Prompt: Pick out all lines of the entries that include the word "Chabrier" and copy them.

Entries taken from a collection
——

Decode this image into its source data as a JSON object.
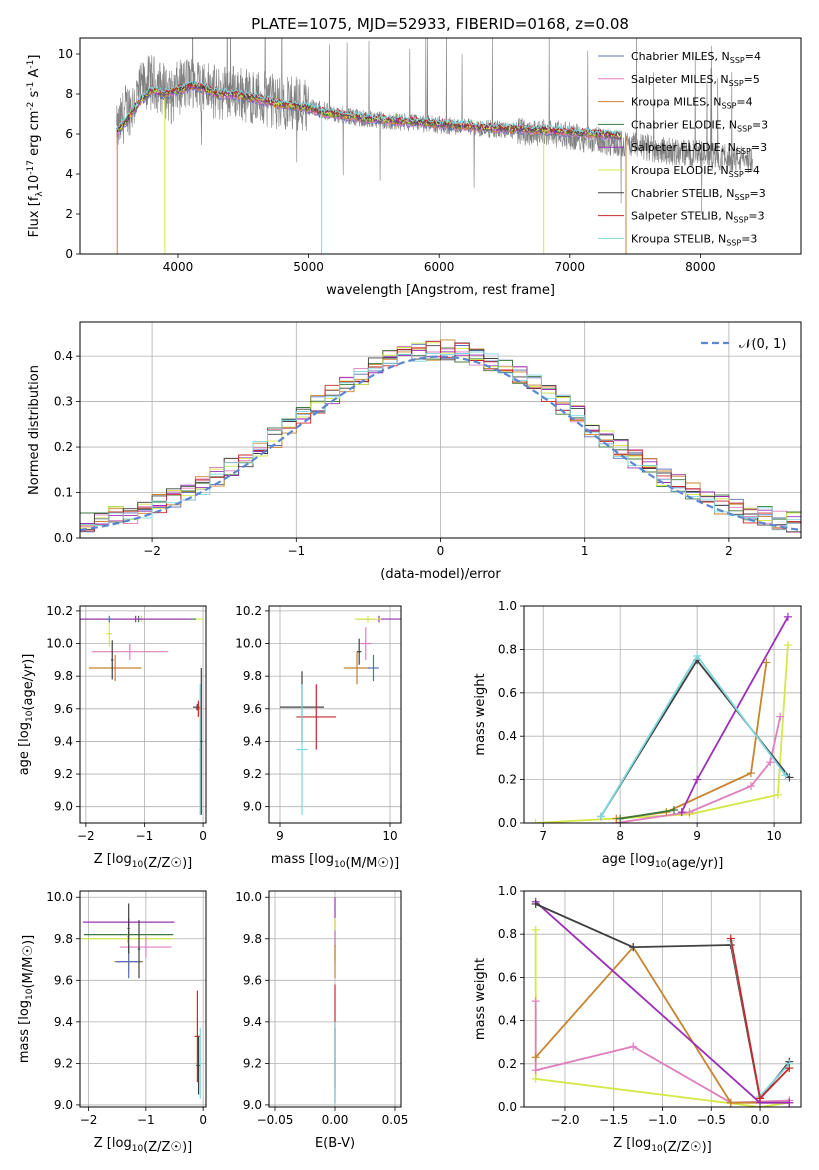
{
  "figure": {
    "title": "PLATE=1075, MJD=52933, FIBERID=0168, z=0.08"
  },
  "chart_data": [
    {
      "id": "spectrum",
      "type": "line",
      "title": "PLATE=1075, MJD=52933, FIBERID=0168, z=0.08",
      "xlabel": "wavelength [Angstrom, rest frame]",
      "ylabel_parts": [
        "Flux [f",
        "λ",
        "10",
        "-17",
        " erg cm",
        "-2",
        " s",
        "-1",
        " A",
        "-1",
        "]"
      ],
      "xlim": [
        3250,
        8770
      ],
      "ylim": [
        0,
        10.8
      ],
      "xticks": [
        4000,
        5000,
        6000,
        7000,
        8000
      ],
      "yticks": [
        0,
        2,
        4,
        6,
        8,
        10
      ],
      "grid": false,
      "legend_position": "top-right",
      "data_color": "#808080",
      "data_x": [
        3530,
        3560,
        3600,
        3650,
        3700,
        3750,
        3800,
        3850,
        3900,
        3950,
        4000,
        4100,
        4200,
        4300,
        4400,
        4500,
        4600,
        4700,
        4800,
        4900,
        5000,
        5100,
        5200,
        5300,
        5400,
        5500,
        5700,
        5900,
        6100,
        6300,
        6500,
        6700,
        6900,
        7100,
        7300,
        7430,
        7600,
        7800,
        8000,
        8200,
        8400
      ],
      "data_y": [
        6.0,
        6.5,
        7.2,
        7.4,
        8.0,
        8.5,
        8.6,
        8.4,
        8.2,
        7.8,
        8.3,
        8.6,
        8.4,
        8.0,
        8.2,
        8.0,
        7.8,
        7.7,
        7.5,
        7.6,
        7.4,
        7.2,
        7.0,
        6.9,
        6.8,
        6.7,
        6.6,
        6.5,
        6.4,
        6.3,
        6.2,
        6.1,
        6.0,
        5.8,
        5.6,
        5.5,
        5.3,
        5.1,
        5.0,
        4.8,
        4.7
      ],
      "model_x": [
        3530,
        3600,
        3700,
        3800,
        3900,
        4000,
        4100,
        4200,
        4300,
        4400,
        4500,
        4600,
        4700,
        4800,
        4900,
        5000,
        5100,
        5200,
        5400,
        5600,
        5800,
        6000,
        6200,
        6400,
        6600,
        6800,
        7000,
        7200,
        7400
      ],
      "model_y": [
        6.1,
        6.6,
        7.6,
        8.2,
        8.0,
        8.2,
        8.4,
        8.3,
        8.0,
        8.0,
        7.9,
        7.8,
        7.6,
        7.5,
        7.4,
        7.3,
        7.1,
        7.0,
        6.8,
        6.7,
        6.6,
        6.5,
        6.4,
        6.3,
        6.25,
        6.2,
        6.1,
        6.0,
        5.9
      ],
      "series": [
        {
          "name": "Chabrier MILES, N",
          "sub": "SSP",
          "tail": "=4",
          "color": "#5a6fb8"
        },
        {
          "name": "Salpeter MILES, N",
          "sub": "SSP",
          "tail": "=5",
          "color": "#e07fbf"
        },
        {
          "name": "Kroupa MILES, N",
          "sub": "SSP",
          "tail": "=4",
          "color": "#c8842e"
        },
        {
          "name": "Chabrier ELODIE, N",
          "sub": "SSP",
          "tail": "=3",
          "color": "#3c7a3c"
        },
        {
          "name": "Salpeter ELODIE, N",
          "sub": "SSP",
          "tail": "=3",
          "color": "#9b30b8"
        },
        {
          "name": "Kroupa ELODIE, N",
          "sub": "SSP",
          "tail": "=4",
          "color": "#d4e848"
        },
        {
          "name": "Chabrier STELIB, N",
          "sub": "SSP",
          "tail": "=3",
          "color": "#404040"
        },
        {
          "name": "Salpeter STELIB, N",
          "sub": "SSP",
          "tail": "=3",
          "color": "#c8282a"
        },
        {
          "name": "Kroupa STELIB, N",
          "sub": "SSP",
          "tail": "=3",
          "color": "#7fd8e0"
        }
      ]
    },
    {
      "id": "residuals",
      "type": "line",
      "xlabel": "(data-model)/error",
      "ylabel": "Normed distribution",
      "xlim": [
        -2.5,
        2.5
      ],
      "ylim": [
        0,
        0.475
      ],
      "xticks": [
        -2,
        -1,
        0,
        1,
        2
      ],
      "yticks": [
        0.0,
        0.1,
        0.2,
        0.3,
        0.4
      ],
      "grid": true,
      "legend_position": "top-right",
      "gaussian_label": "𝒩(0, 1)",
      "gaussian_color": "#5b86d0",
      "bin_width": 0.1,
      "bin_start": -2.5,
      "hist_colors": [
        "#5a6fb8",
        "#e07fbf",
        "#c8842e",
        "#3c7a3c",
        "#9b30b8",
        "#d4e848",
        "#404040",
        "#c8282a",
        "#7fd8e0"
      ]
    },
    {
      "id": "age-vs-Z",
      "type": "scatter",
      "xlabel": "Z [log10(Z/Z☉)]",
      "ylabel": "age  [log10(age/yr)]",
      "xlim": [
        -2.1,
        0.05
      ],
      "ylim": [
        8.9,
        10.23
      ],
      "xticks": [
        -2,
        -1,
        0
      ],
      "yticks": [
        9.0,
        9.2,
        9.4,
        9.6,
        9.8,
        10.0,
        10.2
      ],
      "grid": true,
      "points": [
        {
          "x": -1.05,
          "y": 10.15,
          "xerr": 1.05,
          "yerr": 0.02,
          "color": "#d4e848"
        },
        {
          "x": -1.1,
          "y": 10.15,
          "xerr": 0.98,
          "yerr": 0.02,
          "color": "#3c7a3c"
        },
        {
          "x": -1.15,
          "y": 10.15,
          "xerr": 0.95,
          "yerr": 0.02,
          "color": "#9b30b8"
        },
        {
          "x": -1.6,
          "y": 10.06,
          "xerr": 0.05,
          "yerr": 0.08,
          "color": "#d4e848"
        },
        {
          "x": -1.25,
          "y": 9.95,
          "xerr": 0.65,
          "yerr": 0.05,
          "color": "#e07fbf"
        },
        {
          "x": -1.5,
          "y": 9.85,
          "xerr": 0.45,
          "yerr": 0.08,
          "color": "#c8842e"
        },
        {
          "x": -1.6,
          "y": 10.15,
          "xerr": 0.05,
          "yerr": 0.02,
          "color": "#5a6fb8"
        },
        {
          "x": -1.55,
          "y": 9.9,
          "xerr": 0.02,
          "yerr": 0.12,
          "color": "#404040"
        },
        {
          "x": -0.1,
          "y": 9.61,
          "xerr": 0.07,
          "yerr": 0.02,
          "color": "#404040"
        },
        {
          "x": -0.08,
          "y": 9.6,
          "xerr": 0.04,
          "yerr": 0.05,
          "color": "#c8282a"
        },
        {
          "x": -0.05,
          "y": 9.35,
          "xerr": 0.02,
          "yerr": 0.4,
          "color": "#7fd8e0"
        },
        {
          "x": -0.03,
          "y": 9.4,
          "xerr": 0.02,
          "yerr": 0.45,
          "color": "#404040"
        }
      ]
    },
    {
      "id": "age-vs-mass",
      "type": "scatter",
      "xlabel": "mass [log10(M/M☉)]",
      "ylabel": "",
      "xlim": [
        8.9,
        10.1
      ],
      "ylim": [
        8.9,
        10.23
      ],
      "xticks": [
        9,
        10
      ],
      "yticks": [
        9.0,
        9.2,
        9.4,
        9.6,
        9.8,
        10.0,
        10.2
      ],
      "grid": true,
      "points": [
        {
          "x": 9.9,
          "y": 10.15,
          "xerr": 0.2,
          "yerr": 0.02,
          "color": "#9b30b8"
        },
        {
          "x": 9.8,
          "y": 10.15,
          "xerr": 0.12,
          "yerr": 0.02,
          "color": "#d4e848"
        },
        {
          "x": 9.78,
          "y": 10.0,
          "xerr": 0.05,
          "yerr": 0.1,
          "color": "#e07fbf"
        },
        {
          "x": 9.7,
          "y": 9.85,
          "xerr": 0.12,
          "yerr": 0.1,
          "color": "#c8842e"
        },
        {
          "x": 9.85,
          "y": 9.85,
          "xerr": 0.05,
          "yerr": 0.08,
          "color": "#5a6fb8"
        },
        {
          "x": 9.72,
          "y": 9.95,
          "xerr": 0.02,
          "yerr": 0.08,
          "color": "#404040"
        },
        {
          "x": 9.2,
          "y": 9.61,
          "xerr": 0.2,
          "yerr": 0.22,
          "color": "#404040"
        },
        {
          "x": 9.33,
          "y": 9.55,
          "xerr": 0.18,
          "yerr": 0.2,
          "color": "#c8282a"
        },
        {
          "x": 9.2,
          "y": 9.35,
          "xerr": 0.05,
          "yerr": 0.4,
          "color": "#7fd8e0"
        }
      ]
    },
    {
      "id": "weight-vs-age",
      "type": "line",
      "xlabel": "age  [log10(age/yr)]",
      "ylabel": "mass weight",
      "xlim": [
        6.75,
        10.35
      ],
      "ylim": [
        0,
        1.0
      ],
      "xticks": [
        7,
        8,
        9,
        10
      ],
      "yticks": [
        0.0,
        0.2,
        0.4,
        0.6,
        0.8,
        1.0
      ],
      "grid": true,
      "series": [
        {
          "color": "#d4e848",
          "x": [
            6.9,
            8.9,
            10.05,
            10.18
          ],
          "y": [
            0.0,
            0.04,
            0.13,
            0.82
          ]
        },
        {
          "color": "#e07fbf",
          "x": [
            7.95,
            8.9,
            9.7,
            9.95,
            10.08
          ],
          "y": [
            0.0,
            0.05,
            0.17,
            0.28,
            0.49
          ]
        },
        {
          "color": "#c8842e",
          "x": [
            7.95,
            8.6,
            9.7,
            9.9
          ],
          "y": [
            0.02,
            0.05,
            0.23,
            0.74
          ]
        },
        {
          "color": "#9b30b8",
          "x": [
            8.8,
            9.0,
            10.18
          ],
          "y": [
            0.05,
            0.2,
            0.95
          ]
        },
        {
          "color": "#404040",
          "x": [
            7.75,
            9.0,
            10.2
          ],
          "y": [
            0.03,
            0.75,
            0.21
          ]
        },
        {
          "color": "#7fd8e0",
          "x": [
            7.75,
            9.0,
            10.15
          ],
          "y": [
            0.03,
            0.77,
            0.22
          ]
        },
        {
          "color": "#3c7a3c",
          "x": [
            8.0,
            8.7
          ],
          "y": [
            0.02,
            0.06
          ]
        }
      ]
    },
    {
      "id": "mass-vs-Z",
      "type": "scatter",
      "xlabel": "Z [log10(Z/Z☉)]",
      "ylabel": "mass [log10(M/M☉)]",
      "xlim": [
        -2.15,
        0.05
      ],
      "ylim": [
        8.99,
        10.03
      ],
      "xticks": [
        -2,
        -1,
        0
      ],
      "yticks": [
        9.0,
        9.2,
        9.4,
        9.6,
        9.8,
        10.0
      ],
      "grid": true,
      "points": [
        {
          "x": -1.3,
          "y": 9.88,
          "xerr": 0.8,
          "yerr": 0.02,
          "color": "#9b30b8"
        },
        {
          "x": -1.3,
          "y": 9.82,
          "xerr": 0.78,
          "yerr": 0.02,
          "color": "#3c7a3c"
        },
        {
          "x": -1.32,
          "y": 9.8,
          "xerr": 0.8,
          "yerr": 0.02,
          "color": "#d4e848"
        },
        {
          "x": -1.0,
          "y": 9.76,
          "xerr": 0.45,
          "yerr": 0.05,
          "color": "#e07fbf"
        },
        {
          "x": -1.3,
          "y": 9.69,
          "xerr": 0.25,
          "yerr": 0.05,
          "color": "#c8842e"
        },
        {
          "x": -1.3,
          "y": 9.69,
          "xerr": 0.22,
          "yerr": 0.08,
          "color": "#5a6fb8"
        },
        {
          "x": -1.3,
          "y": 9.85,
          "xerr": 0.02,
          "yerr": 0.12,
          "color": "#404040"
        },
        {
          "x": -1.12,
          "y": 9.75,
          "xerr": 0.02,
          "yerr": 0.14,
          "color": "#404040"
        },
        {
          "x": -0.1,
          "y": 9.33,
          "xerr": 0.05,
          "yerr": 0.22,
          "color": "#c8282a"
        },
        {
          "x": -0.08,
          "y": 9.19,
          "xerr": 0.04,
          "yerr": 0.14,
          "color": "#404040"
        },
        {
          "x": -0.05,
          "y": 9.2,
          "xerr": 0.02,
          "yerr": 0.17,
          "color": "#7fd8e0"
        }
      ]
    },
    {
      "id": "mass-vs-EBV",
      "type": "scatter",
      "xlabel": "E(B-V)",
      "ylabel": "",
      "xlim": [
        -0.055,
        0.055
      ],
      "ylim": [
        8.99,
        10.03
      ],
      "xticks": [
        -0.05,
        0.0,
        0.05
      ],
      "xtick_labels": [
        "−0.05",
        "0.00",
        "0.05"
      ],
      "yticks": [
        9.0,
        9.2,
        9.4,
        9.6,
        9.8,
        10.0
      ],
      "grid": true,
      "points": [
        {
          "x": 0.0,
          "y": 9.88,
          "xerr": 0.0,
          "yerr": 0.12,
          "color": "#9b30b8"
        },
        {
          "x": 0.0,
          "y": 9.8,
          "xerr": 0.0,
          "yerr": 0.1,
          "color": "#d4e848"
        },
        {
          "x": 0.0,
          "y": 9.76,
          "xerr": 0.0,
          "yerr": 0.08,
          "color": "#e07fbf"
        },
        {
          "x": 0.0,
          "y": 9.69,
          "xerr": 0.0,
          "yerr": 0.08,
          "color": "#c8842e"
        },
        {
          "x": 0.0,
          "y": 9.33,
          "xerr": 0.0,
          "yerr": 0.25,
          "color": "#c8282a"
        },
        {
          "x": 0.0,
          "y": 9.19,
          "xerr": 0.0,
          "yerr": 0.18,
          "color": "#404040"
        },
        {
          "x": 0.0,
          "y": 9.2,
          "xerr": 0.0,
          "yerr": 0.2,
          "color": "#7fd8e0"
        }
      ]
    },
    {
      "id": "weight-vs-Z",
      "type": "line",
      "xlabel": "Z [log10(Z/Z☉)]",
      "ylabel": "mass weight",
      "xlim": [
        -2.42,
        0.42
      ],
      "ylim": [
        0,
        1.0
      ],
      "xticks": [
        -2.0,
        -1.5,
        -1.0,
        -0.5,
        0.0
      ],
      "xtick_labels": [
        "−2.0",
        "−1.5",
        "−1.0",
        "−0.5",
        "0.0"
      ],
      "yticks": [
        0.0,
        0.2,
        0.4,
        0.6,
        0.8,
        1.0
      ],
      "grid": true,
      "series": [
        {
          "color": "#d4e848",
          "x": [
            -2.3,
            -2.3,
            0.0,
            0.3
          ],
          "y": [
            0.82,
            0.13,
            0.0,
            0.02
          ]
        },
        {
          "color": "#e07fbf",
          "x": [
            -2.3,
            -2.3,
            -1.3,
            -0.3,
            0.3
          ],
          "y": [
            0.49,
            0.17,
            0.28,
            0.02,
            0.03
          ]
        },
        {
          "color": "#c8842e",
          "x": [
            -2.3,
            -1.3,
            -0.3,
            0.3
          ],
          "y": [
            0.23,
            0.74,
            0.02,
            0.02
          ]
        },
        {
          "color": "#9b30b8",
          "x": [
            -2.3,
            0.0,
            0.3
          ],
          "y": [
            0.95,
            0.02,
            0.02
          ]
        },
        {
          "color": "#404040",
          "x": [
            -2.3,
            -1.3,
            -0.3,
            0.0,
            0.3
          ],
          "y": [
            0.94,
            0.74,
            0.75,
            0.04,
            0.21
          ]
        },
        {
          "color": "#7fd8e0",
          "x": [
            -0.3,
            0.0,
            0.3
          ],
          "y": [
            0.77,
            0.05,
            0.2
          ]
        },
        {
          "color": "#c8282a",
          "x": [
            -0.3,
            0.0,
            0.3
          ],
          "y": [
            0.78,
            0.04,
            0.18
          ]
        }
      ]
    }
  ]
}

——

Answer for the task:
          "name": "Chabrier MILES, N",
          "name": "Chabrier ELODIE, N",
          "name": "Chabrier STELIB, N",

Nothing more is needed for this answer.